## TASK TO CARRY OUT
Return the complete listing that follows, with each line reproduced exactly.

## THE RECORDS
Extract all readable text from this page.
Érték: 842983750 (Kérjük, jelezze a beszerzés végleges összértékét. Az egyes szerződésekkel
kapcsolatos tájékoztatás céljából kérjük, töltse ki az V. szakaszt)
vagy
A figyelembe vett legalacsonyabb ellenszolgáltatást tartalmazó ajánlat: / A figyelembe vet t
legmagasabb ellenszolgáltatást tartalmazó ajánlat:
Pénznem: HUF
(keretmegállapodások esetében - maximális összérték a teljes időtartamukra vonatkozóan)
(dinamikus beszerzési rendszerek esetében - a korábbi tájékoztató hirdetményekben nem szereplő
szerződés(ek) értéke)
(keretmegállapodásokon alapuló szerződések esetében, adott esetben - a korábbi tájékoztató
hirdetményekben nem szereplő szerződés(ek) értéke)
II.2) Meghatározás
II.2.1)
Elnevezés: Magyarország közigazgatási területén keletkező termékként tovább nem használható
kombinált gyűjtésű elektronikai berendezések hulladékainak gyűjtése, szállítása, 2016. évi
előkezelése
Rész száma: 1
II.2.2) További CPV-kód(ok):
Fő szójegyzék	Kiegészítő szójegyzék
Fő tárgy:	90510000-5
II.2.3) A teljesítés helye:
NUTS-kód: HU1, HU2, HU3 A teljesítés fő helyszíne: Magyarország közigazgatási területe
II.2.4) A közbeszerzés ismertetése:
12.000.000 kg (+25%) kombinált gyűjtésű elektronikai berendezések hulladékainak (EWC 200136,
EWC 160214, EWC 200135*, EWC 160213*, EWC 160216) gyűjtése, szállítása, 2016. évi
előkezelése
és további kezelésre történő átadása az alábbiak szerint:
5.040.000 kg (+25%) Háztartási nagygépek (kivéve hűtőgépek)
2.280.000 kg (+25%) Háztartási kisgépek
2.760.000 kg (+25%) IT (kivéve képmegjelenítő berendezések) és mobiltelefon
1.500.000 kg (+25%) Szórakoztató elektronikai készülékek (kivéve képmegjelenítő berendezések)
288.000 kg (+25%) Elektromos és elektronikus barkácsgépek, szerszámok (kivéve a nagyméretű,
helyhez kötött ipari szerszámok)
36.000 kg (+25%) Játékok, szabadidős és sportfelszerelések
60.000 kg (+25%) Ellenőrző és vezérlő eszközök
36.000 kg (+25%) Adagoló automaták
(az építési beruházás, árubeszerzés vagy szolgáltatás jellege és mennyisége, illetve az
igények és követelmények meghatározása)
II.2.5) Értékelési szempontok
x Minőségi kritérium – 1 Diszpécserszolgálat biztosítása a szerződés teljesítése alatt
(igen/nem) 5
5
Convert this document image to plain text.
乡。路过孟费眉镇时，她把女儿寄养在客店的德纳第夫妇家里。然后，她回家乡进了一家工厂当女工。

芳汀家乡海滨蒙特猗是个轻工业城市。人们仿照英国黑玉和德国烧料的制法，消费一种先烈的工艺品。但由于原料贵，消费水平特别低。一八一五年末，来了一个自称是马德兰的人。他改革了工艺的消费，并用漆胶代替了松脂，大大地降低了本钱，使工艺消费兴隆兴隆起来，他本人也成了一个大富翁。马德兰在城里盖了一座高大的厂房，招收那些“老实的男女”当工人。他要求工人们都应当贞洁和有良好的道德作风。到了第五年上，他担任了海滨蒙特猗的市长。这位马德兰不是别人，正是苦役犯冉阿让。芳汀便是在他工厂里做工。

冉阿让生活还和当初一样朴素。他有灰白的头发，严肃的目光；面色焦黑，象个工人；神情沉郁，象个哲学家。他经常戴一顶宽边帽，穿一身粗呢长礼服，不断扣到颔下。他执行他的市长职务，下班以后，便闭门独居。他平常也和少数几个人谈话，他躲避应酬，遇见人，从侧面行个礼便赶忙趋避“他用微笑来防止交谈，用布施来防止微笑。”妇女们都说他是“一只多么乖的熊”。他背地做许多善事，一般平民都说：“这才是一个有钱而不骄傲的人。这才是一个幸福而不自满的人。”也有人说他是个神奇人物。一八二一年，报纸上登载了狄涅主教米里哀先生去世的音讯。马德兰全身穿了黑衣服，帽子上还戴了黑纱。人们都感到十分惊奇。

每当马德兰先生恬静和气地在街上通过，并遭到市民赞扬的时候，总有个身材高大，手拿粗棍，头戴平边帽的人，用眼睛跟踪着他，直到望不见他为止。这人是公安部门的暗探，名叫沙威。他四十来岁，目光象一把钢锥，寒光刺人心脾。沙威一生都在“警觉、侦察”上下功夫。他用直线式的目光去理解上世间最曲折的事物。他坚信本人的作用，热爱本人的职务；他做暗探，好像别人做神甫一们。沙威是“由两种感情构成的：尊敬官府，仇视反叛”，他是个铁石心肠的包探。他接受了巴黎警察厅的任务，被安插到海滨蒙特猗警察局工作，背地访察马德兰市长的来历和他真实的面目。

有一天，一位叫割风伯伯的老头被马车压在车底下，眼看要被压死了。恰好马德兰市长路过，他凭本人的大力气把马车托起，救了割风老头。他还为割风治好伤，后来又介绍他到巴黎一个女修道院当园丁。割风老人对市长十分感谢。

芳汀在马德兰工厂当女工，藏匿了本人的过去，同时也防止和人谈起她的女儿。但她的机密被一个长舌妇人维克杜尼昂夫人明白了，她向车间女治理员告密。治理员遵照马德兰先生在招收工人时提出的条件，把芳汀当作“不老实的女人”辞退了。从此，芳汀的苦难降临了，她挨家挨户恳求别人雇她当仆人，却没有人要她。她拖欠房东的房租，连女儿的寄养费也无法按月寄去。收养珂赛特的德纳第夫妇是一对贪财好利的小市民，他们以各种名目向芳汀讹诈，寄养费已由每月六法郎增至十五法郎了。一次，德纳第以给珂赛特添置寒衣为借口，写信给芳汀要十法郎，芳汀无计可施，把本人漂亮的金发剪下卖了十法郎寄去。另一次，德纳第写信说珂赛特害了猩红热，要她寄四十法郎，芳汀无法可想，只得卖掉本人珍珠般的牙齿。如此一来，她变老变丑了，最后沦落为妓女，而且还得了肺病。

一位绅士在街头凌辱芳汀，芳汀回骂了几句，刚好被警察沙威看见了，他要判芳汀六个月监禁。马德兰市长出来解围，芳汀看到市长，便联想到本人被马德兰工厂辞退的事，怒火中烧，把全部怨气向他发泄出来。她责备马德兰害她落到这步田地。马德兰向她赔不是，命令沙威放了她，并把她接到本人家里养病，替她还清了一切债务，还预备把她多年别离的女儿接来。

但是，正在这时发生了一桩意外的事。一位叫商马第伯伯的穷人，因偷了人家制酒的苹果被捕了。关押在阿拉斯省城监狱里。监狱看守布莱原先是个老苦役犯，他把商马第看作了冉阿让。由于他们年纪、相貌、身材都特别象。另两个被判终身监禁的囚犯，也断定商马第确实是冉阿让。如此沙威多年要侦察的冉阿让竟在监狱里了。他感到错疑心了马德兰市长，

## ANSWER TO THE PROBLEM
Extract all readable text from this page.
Érték: 842983750 (Kérjük, jelezze a beszerzés végleges összértékét. Az egyes szerződésekkel
kapcsolatos tájékoztatás céljából kérjük, töltse ki az V. szakaszt)
vagy
A figyelembe vett legalacsonyabb ellenszolgáltatást tartalmazó ajánlat: / A figyelembe vet t
legmagasabb ellenszolgáltatást tartalmazó ajánlat:
Pénznem: HUF
(keretmegállapodások esetében - maximális összérték a teljes időtartamukra vonatkozóan)
(dinamikus beszerzési rendszerek esetében - a korábbi tájékoztató hirdetményekben nem szereplő
szerződés(ek) értéke)
(keretmegállapodásokon alapuló szerződések esetében, adott esetben - a korábbi tájékoztató
hirdetményekben nem szereplő szerződés(ek) értéke)
II.2) Meghatározás
II.2.1)
Elnevezés: Magyarország közigazgatási területén keletkező termékként tovább nem használható
kombinált gyűjtésű elektronikai berendezések hulladékainak gyűjtése, szállítása, 2016. évi
előkezelése
Rész száma: 1
II.2.2) További CPV-kód(ok):
Fő szójegyzék	Kiegészítő szójegyzék
Fő tárgy:	90510000-5
II.2.3) A teljesítés helye:
NUTS-kód: HU1, HU2, HU3 A teljesítés fő helyszíne: Magyarország közigazgatási területe
II.2.4) A közbeszerzés ismertetése:
12.000.000 kg (+25%) kombinált gyűjtésű elektronikai berendezések hulladékainak (EWC 200136,
EWC 160214, EWC 200135*, EWC 160213*, EWC 160216) gyűjtése, szállítása, 2016. évi
előkezelése
és további kezelésre történő átadása az alábbiak szerint:
5.040.000 kg (+25%) Háztartási nagygépek (kivéve hűtőgépek)
2.280.000 kg (+25%) Háztartási kisgépek
2.760.000 kg (+25%) IT (kivéve képmegjelenítő berendezések) és mobiltelefon
1.500.000 kg (+25%) Szórakoztató elektronikai készülékek (kivéve képmegjelenítő berendezések)
288.000 kg (+25%) Elektromos és elektronikus barkácsgépek, szerszámok (kivéve a nagyméretű,
helyhez kötött ipari szerszámok)
36.000 kg (+25%) Játékok, szabadidős és sportfelszerelések
60.000 kg (+25%) Ellenőrző és vezérlő eszközök
36.000 kg (+25%) Adagoló automaták
(az építési beruházás, árubeszerzés vagy szolgáltatás jellege és mennyisége, illetve az
igények és követelmények meghatározása)
II.2.5) Értékelési szempontok
x Minőségi kritérium – 1 Diszpécserszolgálat biztosítása a szerződés teljesítése alatt
(igen/nem) 5
5
Convert this document image to plain text.
乡。路过孟费眉镇时，她把女儿寄养在客店的德纳第夫妇家里。然后，她回家乡进了一家工厂当女工。

芳汀家乡海滨蒙特猗是个轻工业城市。人们仿照英国黑玉和德国烧料的制法，消费一种先烈的工艺品。但由于原料贵，消费水平特别低。一八一五年末，来了一个自称是马德兰的人。他改革了工艺的消费，并用漆胶代替了松脂，大大地降低了本钱，使工艺消费兴隆兴隆起来，他本人也成了一个大富翁。马德兰在城里盖了一座高大的厂房，招收那些“老实的男女”当工人。他要求工人们都应当贞洁和有良好的道德作风。到了第五年上，他担任了海滨蒙特猗的市长。这位马德兰不是别人，正是苦役犯冉阿让。芳汀便是在他工厂里做工。

冉阿让生活还和当初一样朴素。他有灰白的头发，严肃的目光；面色焦黑，象个工人；神情沉郁，象个哲学家。他经常戴一顶宽边帽，穿一身粗呢长礼服，不断扣到颔下。他执行他的市长职务，下班以后，便闭门独居。他平常也和少数几个人谈话，他躲避应酬，遇见人，从侧面行个礼便赶忙趋避“他用微笑来防止交谈，用布施来防止微笑。”妇女们都说他是“一只多么乖的熊”。他背地做许多善事，一般平民都说：“这才是一个有钱而不骄傲的人。这才是一个幸福而不自满的人。”也有人说他是个神奇人物。一八二一年，报纸上登载了狄涅主教米里哀先生去世的音讯。马德兰全身穿了黑衣服，帽子上还戴了黑纱。人们都感到十分惊奇。

每当马德兰先生恬静和气地在街上通过，并遭到市民赞扬的时候，总有个身材高大，手拿粗棍，头戴平边帽的人，用眼睛跟踪着他，直到望不见他为止。这人是公安部门的暗探，名叫沙威。他四十来岁，目光象一把钢锥，寒光刺人心脾。沙威一生都在“警觉、侦察”上下功夫。他用直线式的目光去理解上世间最曲折的事物。他坚信本人的作用，热爱本人的职务；他做暗探，好像别人做神甫一们。沙威是“由两种感情构成的：尊敬官府，仇视反叛”，他是个铁石心肠的包探。他接受了巴黎警察厅的任务，被安插到海滨蒙特猗警察局工作，背地访察马德兰市长的来历和他真实的面目。

有一天，一位叫割风伯伯的老头被马车压在车底下，眼看要被压死了。恰好马德兰市长路过，他凭本人的大力气把马车托起，救了割风老头。他还为割风治好伤，后来又介绍他到巴黎一个女修道院当园丁。割风老人对市长十分感谢。

芳汀在马德兰工厂当女工，藏匿了本人的过去，同时也防止和人谈起她的女儿。但她的机密被一个长舌妇人维克杜尼昂夫人明白了，她向车间女治理员告密。治理员遵照马德兰先生在招收工人时提出的条件，把芳汀当作“不老实的女人”辞退了。从此，芳汀的苦难降临了，她挨家挨户恳求别人雇她当仆人，却没有人要她。她拖欠房东的房租，连女儿的寄养费也无法按月寄去。收养珂赛特的德纳第夫妇是一对贪财好利的小市民，他们以各种名目向芳汀讹诈，寄养费已由每月六法郎增至十五法郎了。一次，德纳第以给珂赛特添置寒衣为借口，写信给芳汀要十法郎，芳汀无计可施，把本人漂亮的金发剪下卖了十法郎寄去。另一次，德纳第写信说珂赛特害了猩红热，要她寄四十法郎，芳汀无法可想，只得卖掉本人珍珠般的牙齿。如此一来，她变老变丑了，最后沦落为妓女，而且还得了肺病。

一位绅士在街头凌辱芳汀，芳汀回骂了几句，刚好被警察沙威看见了，他要判芳汀六个月监禁。马德兰市长出来解围，芳汀看到市长，便联想到本人被马德兰工厂辞退的事，怒火中烧，把全部怨气向他发泄出来。她责备马德兰害她落到这步田地。马德兰向她赔不是，命令沙威放了她，并把她接到本人家里养病，替她还清了一切债务，还预备把她多年别离的女儿接来。

但是，正在这时发生了一桩意外的事。一位叫商马第伯伯的穷人，因偷了人家制酒的苹果被捕了。关押在阿拉斯省城监狱里。监狱看守布莱原先是个老苦役犯，他把商马第看作了冉阿让。由于他们年纪、相貌、身材都特别象。另两个被判终身监禁的囚犯，也断定商马第确实是冉阿让。如此沙威多年要侦察的冉阿让竟在监狱里了。他感到错疑心了马德兰市长，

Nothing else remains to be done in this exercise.